§ **Records supplied**:
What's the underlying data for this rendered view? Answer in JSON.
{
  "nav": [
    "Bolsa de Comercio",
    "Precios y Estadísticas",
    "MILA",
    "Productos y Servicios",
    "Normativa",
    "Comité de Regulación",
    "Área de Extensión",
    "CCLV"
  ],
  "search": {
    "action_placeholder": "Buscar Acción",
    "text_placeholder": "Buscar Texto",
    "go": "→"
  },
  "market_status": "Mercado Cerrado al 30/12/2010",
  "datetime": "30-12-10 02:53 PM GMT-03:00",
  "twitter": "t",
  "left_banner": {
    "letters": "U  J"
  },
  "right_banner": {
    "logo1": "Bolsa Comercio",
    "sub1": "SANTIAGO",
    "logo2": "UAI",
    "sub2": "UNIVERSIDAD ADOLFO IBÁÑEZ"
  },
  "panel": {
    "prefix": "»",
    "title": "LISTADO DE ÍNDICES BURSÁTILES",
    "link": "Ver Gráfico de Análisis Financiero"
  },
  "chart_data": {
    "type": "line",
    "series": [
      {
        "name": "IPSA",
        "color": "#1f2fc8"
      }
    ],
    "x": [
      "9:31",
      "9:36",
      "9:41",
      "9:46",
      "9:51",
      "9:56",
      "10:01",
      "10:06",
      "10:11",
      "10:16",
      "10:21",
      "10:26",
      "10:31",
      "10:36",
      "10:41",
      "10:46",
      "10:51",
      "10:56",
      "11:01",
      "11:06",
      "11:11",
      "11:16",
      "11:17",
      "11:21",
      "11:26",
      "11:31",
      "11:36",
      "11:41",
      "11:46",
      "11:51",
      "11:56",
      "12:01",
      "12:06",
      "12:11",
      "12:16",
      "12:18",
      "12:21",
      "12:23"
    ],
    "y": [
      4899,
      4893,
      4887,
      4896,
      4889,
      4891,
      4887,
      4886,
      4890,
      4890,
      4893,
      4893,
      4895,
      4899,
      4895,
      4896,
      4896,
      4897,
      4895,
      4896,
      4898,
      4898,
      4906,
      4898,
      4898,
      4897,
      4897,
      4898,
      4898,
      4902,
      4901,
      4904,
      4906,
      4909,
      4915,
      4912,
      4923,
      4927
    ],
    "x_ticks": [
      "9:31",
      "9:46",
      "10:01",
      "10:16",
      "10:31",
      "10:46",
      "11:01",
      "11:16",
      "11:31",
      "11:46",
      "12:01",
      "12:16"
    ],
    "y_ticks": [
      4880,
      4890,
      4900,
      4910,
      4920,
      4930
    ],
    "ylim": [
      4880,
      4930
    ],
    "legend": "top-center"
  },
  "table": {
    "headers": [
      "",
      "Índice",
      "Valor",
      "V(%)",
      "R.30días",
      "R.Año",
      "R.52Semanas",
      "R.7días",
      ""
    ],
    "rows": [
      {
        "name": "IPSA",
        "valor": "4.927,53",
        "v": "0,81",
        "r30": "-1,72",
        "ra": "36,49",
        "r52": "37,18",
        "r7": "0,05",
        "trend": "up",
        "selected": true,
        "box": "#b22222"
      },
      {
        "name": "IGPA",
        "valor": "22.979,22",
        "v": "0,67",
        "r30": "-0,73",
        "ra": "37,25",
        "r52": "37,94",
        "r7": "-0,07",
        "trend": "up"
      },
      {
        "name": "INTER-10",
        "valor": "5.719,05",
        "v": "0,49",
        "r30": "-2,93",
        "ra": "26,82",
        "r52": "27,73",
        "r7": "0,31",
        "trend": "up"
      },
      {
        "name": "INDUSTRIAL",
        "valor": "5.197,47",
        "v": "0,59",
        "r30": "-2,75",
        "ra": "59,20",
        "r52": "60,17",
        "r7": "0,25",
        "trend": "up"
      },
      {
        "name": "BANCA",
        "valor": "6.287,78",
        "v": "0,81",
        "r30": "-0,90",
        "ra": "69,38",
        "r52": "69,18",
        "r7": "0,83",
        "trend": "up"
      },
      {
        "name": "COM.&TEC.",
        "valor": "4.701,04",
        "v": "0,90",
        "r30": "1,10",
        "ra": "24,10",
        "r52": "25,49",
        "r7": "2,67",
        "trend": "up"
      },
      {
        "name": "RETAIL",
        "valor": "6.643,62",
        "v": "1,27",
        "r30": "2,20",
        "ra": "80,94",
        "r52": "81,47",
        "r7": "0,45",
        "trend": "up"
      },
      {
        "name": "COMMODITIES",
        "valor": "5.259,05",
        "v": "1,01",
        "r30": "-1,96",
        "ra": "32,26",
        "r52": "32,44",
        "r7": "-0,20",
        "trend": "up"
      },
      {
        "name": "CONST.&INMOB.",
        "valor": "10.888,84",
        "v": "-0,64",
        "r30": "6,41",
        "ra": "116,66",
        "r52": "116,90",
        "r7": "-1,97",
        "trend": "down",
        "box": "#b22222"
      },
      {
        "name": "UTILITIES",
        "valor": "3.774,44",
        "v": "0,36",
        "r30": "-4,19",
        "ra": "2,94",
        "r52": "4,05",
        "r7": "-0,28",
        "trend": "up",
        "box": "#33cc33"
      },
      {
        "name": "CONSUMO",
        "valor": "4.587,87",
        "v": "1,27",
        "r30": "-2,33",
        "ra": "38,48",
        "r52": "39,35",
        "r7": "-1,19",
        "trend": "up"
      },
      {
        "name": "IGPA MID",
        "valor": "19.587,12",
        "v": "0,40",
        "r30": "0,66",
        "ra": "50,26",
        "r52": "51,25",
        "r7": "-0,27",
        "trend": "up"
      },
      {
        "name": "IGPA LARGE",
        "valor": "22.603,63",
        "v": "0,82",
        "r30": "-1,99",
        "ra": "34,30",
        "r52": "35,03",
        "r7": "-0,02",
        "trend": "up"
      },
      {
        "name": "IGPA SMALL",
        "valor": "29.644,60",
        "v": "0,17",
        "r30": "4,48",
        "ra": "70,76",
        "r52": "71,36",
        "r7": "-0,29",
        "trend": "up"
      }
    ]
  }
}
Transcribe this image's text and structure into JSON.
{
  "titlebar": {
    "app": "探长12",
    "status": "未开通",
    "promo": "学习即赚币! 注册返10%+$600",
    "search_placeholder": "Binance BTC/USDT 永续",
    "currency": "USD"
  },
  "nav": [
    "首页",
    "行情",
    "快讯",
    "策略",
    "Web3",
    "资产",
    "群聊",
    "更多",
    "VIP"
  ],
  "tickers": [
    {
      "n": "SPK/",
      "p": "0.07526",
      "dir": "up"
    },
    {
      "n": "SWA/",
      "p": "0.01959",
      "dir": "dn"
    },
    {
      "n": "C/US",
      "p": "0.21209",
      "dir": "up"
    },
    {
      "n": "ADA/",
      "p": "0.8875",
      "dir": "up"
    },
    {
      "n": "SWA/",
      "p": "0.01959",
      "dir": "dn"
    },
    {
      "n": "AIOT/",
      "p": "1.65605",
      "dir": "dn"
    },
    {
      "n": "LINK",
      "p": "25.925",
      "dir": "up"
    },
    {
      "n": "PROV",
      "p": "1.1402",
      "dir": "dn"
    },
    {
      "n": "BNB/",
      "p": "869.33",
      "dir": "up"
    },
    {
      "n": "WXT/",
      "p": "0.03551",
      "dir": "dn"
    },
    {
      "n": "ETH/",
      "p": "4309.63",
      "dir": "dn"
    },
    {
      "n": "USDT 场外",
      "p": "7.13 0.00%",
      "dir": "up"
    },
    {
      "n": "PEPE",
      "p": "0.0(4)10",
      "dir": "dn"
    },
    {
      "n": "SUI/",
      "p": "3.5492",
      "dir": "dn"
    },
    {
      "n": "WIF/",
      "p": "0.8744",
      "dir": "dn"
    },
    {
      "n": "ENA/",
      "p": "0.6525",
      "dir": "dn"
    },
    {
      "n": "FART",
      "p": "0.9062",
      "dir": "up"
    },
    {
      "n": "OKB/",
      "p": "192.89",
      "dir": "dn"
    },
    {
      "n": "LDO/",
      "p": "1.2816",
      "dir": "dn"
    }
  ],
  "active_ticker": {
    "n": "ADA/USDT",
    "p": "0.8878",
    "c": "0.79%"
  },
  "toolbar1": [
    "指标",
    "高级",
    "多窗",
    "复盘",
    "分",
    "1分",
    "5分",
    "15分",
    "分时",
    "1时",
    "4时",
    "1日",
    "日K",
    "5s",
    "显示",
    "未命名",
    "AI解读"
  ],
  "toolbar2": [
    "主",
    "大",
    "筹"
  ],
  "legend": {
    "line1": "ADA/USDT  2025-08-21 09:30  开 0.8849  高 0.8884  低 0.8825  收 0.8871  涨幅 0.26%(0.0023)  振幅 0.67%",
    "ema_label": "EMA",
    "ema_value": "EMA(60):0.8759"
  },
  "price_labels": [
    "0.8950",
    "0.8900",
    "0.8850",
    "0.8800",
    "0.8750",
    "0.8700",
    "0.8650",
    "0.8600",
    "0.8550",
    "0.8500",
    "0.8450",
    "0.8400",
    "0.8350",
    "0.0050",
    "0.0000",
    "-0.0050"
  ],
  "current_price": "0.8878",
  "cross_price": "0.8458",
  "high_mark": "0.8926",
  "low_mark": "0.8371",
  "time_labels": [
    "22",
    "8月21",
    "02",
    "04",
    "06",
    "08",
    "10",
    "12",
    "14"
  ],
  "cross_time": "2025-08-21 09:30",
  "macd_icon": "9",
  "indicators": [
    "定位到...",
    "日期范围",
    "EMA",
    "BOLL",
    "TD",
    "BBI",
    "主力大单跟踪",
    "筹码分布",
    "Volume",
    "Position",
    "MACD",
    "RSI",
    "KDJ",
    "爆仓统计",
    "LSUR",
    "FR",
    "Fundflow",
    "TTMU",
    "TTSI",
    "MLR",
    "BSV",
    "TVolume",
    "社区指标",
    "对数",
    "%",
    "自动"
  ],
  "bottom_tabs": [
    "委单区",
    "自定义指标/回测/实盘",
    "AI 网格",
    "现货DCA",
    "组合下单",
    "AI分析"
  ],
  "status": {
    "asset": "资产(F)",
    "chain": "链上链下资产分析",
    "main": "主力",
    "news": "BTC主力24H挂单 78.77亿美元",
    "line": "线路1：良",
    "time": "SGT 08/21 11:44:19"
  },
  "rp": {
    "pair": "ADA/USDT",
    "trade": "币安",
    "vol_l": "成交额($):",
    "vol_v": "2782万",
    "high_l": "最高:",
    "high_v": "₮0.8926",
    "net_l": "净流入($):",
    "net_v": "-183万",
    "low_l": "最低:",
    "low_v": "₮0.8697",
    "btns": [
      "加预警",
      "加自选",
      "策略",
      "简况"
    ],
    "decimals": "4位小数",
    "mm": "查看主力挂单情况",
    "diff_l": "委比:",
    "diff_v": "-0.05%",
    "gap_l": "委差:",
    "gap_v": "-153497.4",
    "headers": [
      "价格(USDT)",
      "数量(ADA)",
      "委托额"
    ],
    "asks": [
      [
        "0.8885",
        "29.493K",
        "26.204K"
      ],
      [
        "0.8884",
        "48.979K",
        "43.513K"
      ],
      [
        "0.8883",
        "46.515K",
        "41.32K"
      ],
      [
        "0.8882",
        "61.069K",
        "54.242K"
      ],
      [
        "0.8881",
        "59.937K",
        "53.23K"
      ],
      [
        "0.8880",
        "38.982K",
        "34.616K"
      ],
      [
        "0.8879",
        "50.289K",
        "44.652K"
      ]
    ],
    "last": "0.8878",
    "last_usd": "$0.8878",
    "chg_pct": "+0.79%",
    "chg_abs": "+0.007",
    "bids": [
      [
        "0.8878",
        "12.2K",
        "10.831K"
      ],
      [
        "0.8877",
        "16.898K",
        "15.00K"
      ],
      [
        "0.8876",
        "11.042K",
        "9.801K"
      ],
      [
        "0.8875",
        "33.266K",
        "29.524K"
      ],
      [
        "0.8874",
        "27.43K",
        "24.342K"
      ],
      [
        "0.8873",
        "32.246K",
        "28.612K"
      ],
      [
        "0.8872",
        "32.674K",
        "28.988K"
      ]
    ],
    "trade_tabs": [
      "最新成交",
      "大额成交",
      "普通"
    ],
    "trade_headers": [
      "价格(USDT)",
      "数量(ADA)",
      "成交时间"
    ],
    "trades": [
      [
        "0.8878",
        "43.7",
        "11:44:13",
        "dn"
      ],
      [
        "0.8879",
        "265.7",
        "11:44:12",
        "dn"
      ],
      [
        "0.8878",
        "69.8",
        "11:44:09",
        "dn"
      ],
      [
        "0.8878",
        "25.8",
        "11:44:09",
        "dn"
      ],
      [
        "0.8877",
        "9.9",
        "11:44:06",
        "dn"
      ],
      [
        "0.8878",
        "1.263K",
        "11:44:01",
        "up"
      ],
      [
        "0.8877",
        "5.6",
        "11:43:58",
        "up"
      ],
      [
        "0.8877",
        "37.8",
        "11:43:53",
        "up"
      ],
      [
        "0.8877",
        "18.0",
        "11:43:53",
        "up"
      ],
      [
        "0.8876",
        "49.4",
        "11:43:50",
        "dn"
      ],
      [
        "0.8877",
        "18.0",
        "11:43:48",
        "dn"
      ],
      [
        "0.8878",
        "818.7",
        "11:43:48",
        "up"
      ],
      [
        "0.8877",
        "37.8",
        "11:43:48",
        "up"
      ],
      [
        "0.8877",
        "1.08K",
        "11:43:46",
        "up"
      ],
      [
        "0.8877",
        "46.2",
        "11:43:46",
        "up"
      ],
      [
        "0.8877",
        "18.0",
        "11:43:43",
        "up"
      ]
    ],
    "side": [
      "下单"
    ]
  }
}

§ **Set problem**: Only the number is wanted: how many lines in the entries above contain the string "Comercio"?

§ **Finished answer**: 2